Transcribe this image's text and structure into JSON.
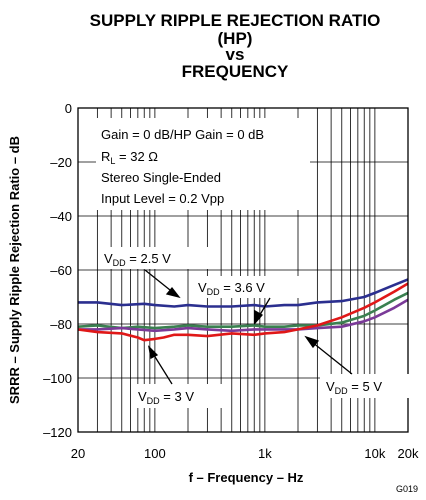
{
  "chart_data": {
    "type": "line",
    "title": [
      "SUPPLY RIPPLE REJECTION RATIO",
      "(HP)",
      "vs",
      "FREQUENCY"
    ],
    "xlabel": "f – Frequency – Hz",
    "ylabel": "SRRR – Supply Ripple Rejection Ratio – dB",
    "xscale": "log",
    "xlim": [
      20,
      20000
    ],
    "ylim": [
      -120,
      0
    ],
    "xticks": [
      {
        "value": 20,
        "label": "20"
      },
      {
        "value": 100,
        "label": "100"
      },
      {
        "value": 1000,
        "label": "1k"
      },
      {
        "value": 10000,
        "label": "10k"
      },
      {
        "value": 20000,
        "label": "20k"
      }
    ],
    "yticks": [
      {
        "value": 0,
        "label": "0"
      },
      {
        "value": -20,
        "label": "–20"
      },
      {
        "value": -40,
        "label": "–40"
      },
      {
        "value": -60,
        "label": "–60"
      },
      {
        "value": -80,
        "label": "–80"
      },
      {
        "value": -100,
        "label": "–100"
      },
      {
        "value": -120,
        "label": "–120"
      }
    ],
    "grid": true,
    "conditions": [
      "Gain = 0 dB/HP Gain = 0 dB",
      {
        "main": "R",
        "sub": "L",
        "rest": " = 32 Ω"
      },
      "Stereo Single-Ended",
      "Input Level = 0.2 Vpp"
    ],
    "series": [
      {
        "name": "V_DD = 2.5 V",
        "color": "#2b2f8f",
        "x": [
          20,
          30,
          50,
          80,
          100,
          150,
          200,
          300,
          500,
          800,
          1000,
          1500,
          2000,
          3000,
          5000,
          8000,
          10000,
          15000,
          20000
        ],
        "y": [
          -72,
          -72,
          -73,
          -72.5,
          -73,
          -73.5,
          -73,
          -73.5,
          -73.5,
          -73,
          -73.5,
          -73,
          -73,
          -72,
          -71.5,
          -70,
          -68.5,
          -65.5,
          -63.5
        ]
      },
      {
        "name": "V_DD = 3.6 V",
        "color": "#3a8050",
        "x": [
          20,
          30,
          50,
          70,
          100,
          150,
          200,
          300,
          500,
          800,
          1000,
          1500,
          2000,
          3000,
          5000,
          8000,
          10000,
          15000,
          20000
        ],
        "y": [
          -81,
          -80.5,
          -81.5,
          -81,
          -81.5,
          -81,
          -80.5,
          -81,
          -81,
          -80.5,
          -81,
          -81,
          -80.5,
          -80.5,
          -79.5,
          -77,
          -75,
          -71,
          -68.5
        ]
      },
      {
        "name": "V_DD = 5 V",
        "color": "#7a3a98",
        "x": [
          20,
          30,
          50,
          70,
          100,
          150,
          200,
          300,
          500,
          800,
          1000,
          1500,
          2000,
          3000,
          5000,
          8000,
          10000,
          15000,
          20000
        ],
        "y": [
          -82,
          -82,
          -81.5,
          -82,
          -82.5,
          -82,
          -81.5,
          -82,
          -82.5,
          -82,
          -82,
          -82,
          -82,
          -81.5,
          -81,
          -79,
          -77.5,
          -74,
          -71
        ]
      },
      {
        "name": "V_DD = 3 V",
        "color": "#e01818",
        "x": [
          20,
          30,
          50,
          70,
          80,
          100,
          120,
          150,
          200,
          300,
          500,
          800,
          1000,
          1500,
          2000,
          3000,
          5000,
          8000,
          10000,
          15000,
          20000
        ],
        "y": [
          -82,
          -83,
          -83.5,
          -85,
          -86,
          -85.5,
          -85,
          -84,
          -84,
          -84.5,
          -83.5,
          -84,
          -83.5,
          -83,
          -82,
          -80.5,
          -77.5,
          -74,
          -72,
          -68,
          -65
        ]
      }
    ],
    "series_labels": [
      {
        "main": "V",
        "sub": "DD",
        "rest": " = 2.5 V"
      },
      {
        "main": "V",
        "sub": "DD",
        "rest": " = 3.6 V"
      },
      {
        "main": "V",
        "sub": "DD",
        "rest": " = 3 V"
      },
      {
        "main": "V",
        "sub": "DD",
        "rest": " = 5 V"
      }
    ],
    "figure_id": "G019"
  }
}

----------

• _Problem statement_:
Look through the data above. Each line containing the word "value" needs to be copied.

• _Answer to the problem_:
        "value": 20,
        "value": 100,
        "value": 1000,
        "value": 10000,
        "value": 20000,
        "value": 0,
        "value": -20,
        "value": -40,
        "value": -60,
        "value": -80,
        "value": -100,
        "value": -120,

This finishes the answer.